- What to do: Omit every image, and transcribe the remaining entries exactly as given.

Data entries:
* * *

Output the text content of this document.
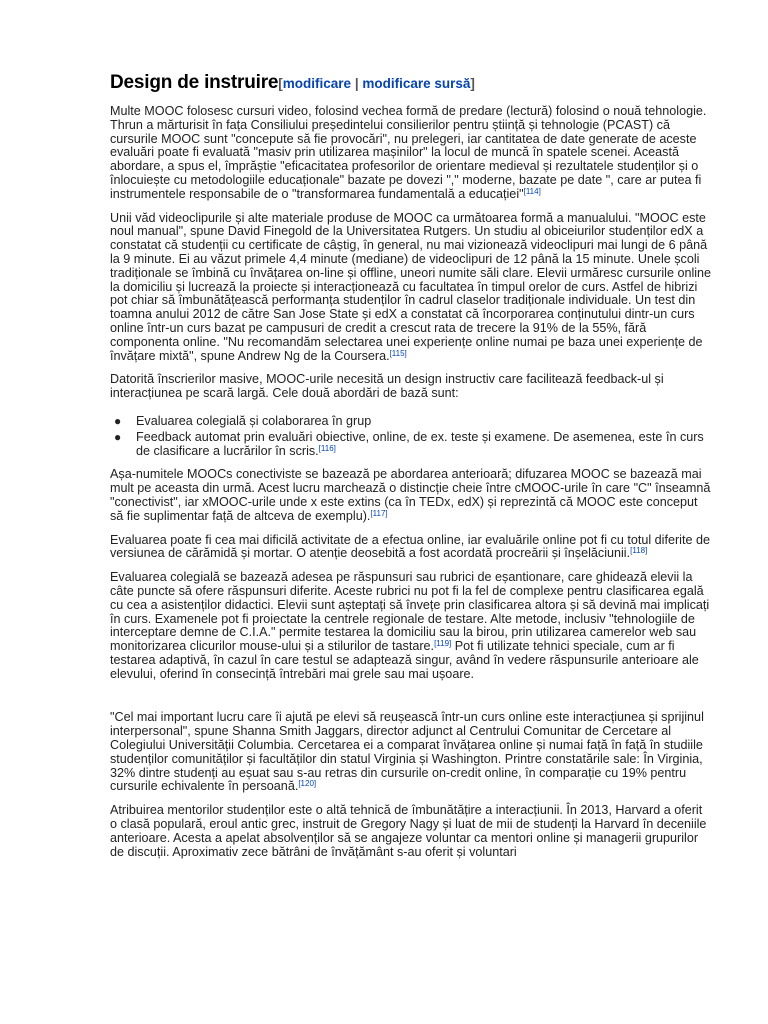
Design de instruire[modificare | modificare sursă]

Multe MOOC folosesc cursuri video, folosind vechea formă de predare (lectură) folosind o nouă tehnologie. Thrun a mărturisit în fața Consiliului președintelui consilierilor pentru știință și tehnologie (PCAST) că cursurile MOOC sunt "concepute să fie provocări", nu prelegeri, iar cantitatea de date generate de aceste evaluări poate fi evaluată "masiv prin utilizarea mașinilor" la locul de muncă în spatele scenei. Această abordare, a spus el, împrăștie "eficacitatea profesorilor de orientare medieval și rezultatele studenților și o înlocuiește cu metodologiile educaționale" bazate pe dovezi "," moderne, bazate pe date ", care ar putea fi instrumentele responsabile de o "transformarea fundamentală a educației"[114]

Unii văd videoclipurile și alte materiale produse de MOOC ca următoarea formă a manualului. "MOOC este noul manual", spune David Finegold de la Universitatea Rutgers. Un studiu al obiceiurilor studenților edX a constatat că studenții cu certificate de câștig, în general, nu mai vizionează videoclipuri mai lungi de 6 până la 9 minute. Ei au văzut primele 4,4 minute (mediane) de videoclipuri de 12 până la 15 minute. Unele școli tradiționale se îmbină cu învățarea on-line și offline, uneori numite săli clare. Elevii urmăresc cursurile online la domiciliu și lucrează la proiecte și interacționează cu facultatea în timpul orelor de curs. Astfel de hibrizi pot chiar să îmbunătățească performanța studenților în cadrul claselor tradiționale individuale. Un test din toamna anului 2012 de către San Jose State și edX a constatat că încorporarea conținutului dintr-un curs online într-un curs bazat pe campusuri de credit a crescut rata de trecere la 91% de la 55%, fără componenta online. "Nu recomandăm selectarea unei experiențe online numai pe baza unei experiențe de învățare mixtă", spune Andrew Ng de la Coursera.[115]

Datorită înscrierilor masive, MOOC-urile necesită un design instructiv care facilitează feedback-ul și interacțiunea pe scară largă. Cele două abordări de bază sunt:

● Evaluarea colegială și colaborarea în grup
● Feedback automat prin evaluări obiective, online, de ex. teste și examene. De asemenea, este în curs de clasificare a lucrărilor în scris.[116]

Așa-numitele MOOCs conectiviste se bazează pe abordarea anterioară; difuzarea MOOC se bazează mai mult pe aceasta din urmă. Acest lucru marchează o distincție cheie între cMOOC-urile în care "C" înseamnă "conectivist", iar xMOOC-urile unde x este extins (ca în TEDx, edX) și reprezintă că MOOC este conceput să fie suplimentar față de altceva de exemplu).[117]

Evaluarea poate fi cea mai dificilă activitate de a efectua online, iar evaluările online pot fi cu totul diferite de versiunea de cărămidă și mortar. O atenție deosebită a fost acordată procreării și înșelăciunii.[118]

Evaluarea colegială se bazează adesea pe răspunsuri sau rubrici de eșantionare, care ghidează elevii la câte puncte să ofere răspunsuri diferite. Aceste rubrici nu pot fi la fel de complexe pentru clasificarea egală cu cea a asistenților didactici. Elevii sunt așteptați să învețe prin clasificarea altora și să devină mai implicați în curs. Examenele pot fi proiectate la centrele regionale de testare. Alte metode, inclusiv "tehnologiile de interceptare demne de C.I.A." permite testarea la domiciliu sau la birou, prin utilizarea camerelor web sau monitorizarea clicurilor mouse-ului și a stilurilor de tastare.[119] Pot fi utilizate tehnici speciale, cum ar fi testarea adaptivă, în cazul în care testul se adaptează singur, având în vedere răspunsurile anterioare ale elevului, oferind în consecință întrebări mai grele sau mai ușoare.

"Cel mai important lucru care îi ajută pe elevi să reușească într-un curs online este interacțiunea și sprijinul interpersonal", spune Shanna Smith Jaggars, director adjunct al Centrului Comunitar de Cercetare al Colegiului Universității Columbia. Cercetarea ei a comparat învățarea online și numai față în față în studiile studenților comunităților și facultăților din statul Virginia și Washington. Printre constatările sale: În Virginia, 32% dintre studenți au eșuat sau s-au retras din cursurile on-credit online, în comparație cu 19% pentru cursurile echivalente în persoană.[120]

Atribuirea mentorilor studenților este o altă tehnică de îmbunătățire a interacțiunii. În 2013, Harvard a oferit o clasă populară, eroul antic grec, instruit de Gregory Nagy și luat de mii de studenți la Harvard în deceniile anterioare. Acesta a apelat absolvenților să se angajeze voluntar ca mentori online și managerii grupurilor de discuții. Aproximativ zece bătrâni de învățământ s-au oferit și voluntari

* * *

- Output for this exercise:
Output the text content of this document.
Design de instruire[modificare | modificare sursă]

Multe MOOC folosesc cursuri video, folosind vechea formă de predare (lectură) folosind o nouă tehnologie. Thrun a mărturisit în fața Consiliului președintelui consilierilor pentru știință și tehnologie (PCAST) că cursurile MOOC sunt "concepute să fie provocări", nu prelegeri, iar cantitatea de date generate de aceste evaluări poate fi evaluată "masiv prin utilizarea mașinilor" la locul de muncă în spatele scenei. Această abordare, a spus el, împrăștie "eficacitatea profesorilor de orientare medieval și rezultatele studenților și o înlocuiește cu metodologiile educaționale" bazate pe dovezi "," moderne, bazate pe date ", care ar putea fi instrumentele responsabile de o "transformarea fundamentală a educației"[114]

Unii văd videoclipurile și alte materiale produse de MOOC ca următoarea formă a manualului. "MOOC este noul manual", spune David Finegold de la Universitatea Rutgers. Un studiu al obiceiurilor studenților edX a constatat că studenții cu certificate de câștig, în general, nu mai vizionează videoclipuri mai lungi de 6 până la 9 minute. Ei au văzut primele 4,4 minute (mediane) de videoclipuri de 12 până la 15 minute. Unele școli tradiționale se îmbină cu învățarea on-line și offline, uneori numite săli clare. Elevii urmăresc cursurile online la domiciliu și lucrează la proiecte și interacționează cu facultatea în timpul orelor de curs. Astfel de hibrizi pot chiar să îmbunătățească performanța studenților în cadrul claselor tradiționale individuale. Un test din toamna anului 2012 de către San Jose State și edX a constatat că încorporarea conținutului dintr-un curs online într-un curs bazat pe campusuri de credit a crescut rata de trecere la 91% de la 55%, fără componenta online. "Nu recomandăm selectarea unei experiențe online numai pe baza unei experiențe de învățare mixtă", spune Andrew Ng de la Coursera.[115]

Datorită înscrierilor masive, MOOC-urile necesită un design instructiv care facilitează feedback-ul și interacțiunea pe scară largă. Cele două abordări de bază sunt:

● Evaluarea colegială și colaborarea în grup
● Feedback automat prin evaluări obiective, online, de ex. teste și examene. De asemenea, este în curs de clasificare a lucrărilor în scris.[116]

Așa-numitele MOOCs conectiviste se bazează pe abordarea anterioară; difuzarea MOOC se bazează mai mult pe aceasta din urmă. Acest lucru marchează o distincție cheie între cMOOC-urile în care "C" înseamnă "conectivist", iar xMOOC-urile unde x este extins (ca în TEDx, edX) și reprezintă că MOOC este conceput să fie suplimentar față de altceva de exemplu).[117]

Evaluarea poate fi cea mai dificilă activitate de a efectua online, iar evaluările online pot fi cu totul diferite de versiunea de cărămidă și mortar. O atenție deosebită a fost acordată procreării și înșelăciunii.[118]

Evaluarea colegială se bazează adesea pe răspunsuri sau rubrici de eșantionare, care ghidează elevii la câte puncte să ofere răspunsuri diferite. Aceste rubrici nu pot fi la fel de complexe pentru clasificarea egală cu cea a asistenților didactici. Elevii sunt așteptați să învețe prin clasificarea altora și să devină mai implicați în curs. Examenele pot fi proiectate la centrele regionale de testare. Alte metode, inclusiv "tehnologiile de interceptare demne de C.I.A." permite testarea la domiciliu sau la birou, prin utilizarea camerelor web sau monitorizarea clicurilor mouse-ului și a stilurilor de tastare.[119] Pot fi utilizate tehnici speciale, cum ar fi testarea adaptivă, în cazul în care testul se adaptează singur, având în vedere răspunsurile anterioare ale elevului, oferind în consecință întrebări mai grele sau mai ușoare.

"Cel mai important lucru care îi ajută pe elevi să reușească într-un curs online este interacțiunea și sprijinul interpersonal", spune Shanna Smith Jaggars, director adjunct al Centrului Comunitar de Cercetare al Colegiului Universității Columbia. Cercetarea ei a comparat învățarea online și numai față în față în studiile studenților comunităților și facultăților din statul Virginia și Washington. Printre constatările sale: În Virginia, 32% dintre studenți au eșuat sau s-au retras din cursurile on-credit online, în comparație cu 19% pentru cursurile echivalente în persoană.[120]

Atribuirea mentorilor studenților este o altă tehnică de îmbunătățire a interacțiunii. În 2013, Harvard a oferit o clasă populară, eroul antic grec, instruit de Gregory Nagy și luat de mii de studenți la Harvard în deceniile anterioare. Acesta a apelat absolvenților să se angajeze voluntar ca mentori online și managerii grupurilor de discuții. Aproximativ zece bătrâni de învățământ s-au oferit și voluntari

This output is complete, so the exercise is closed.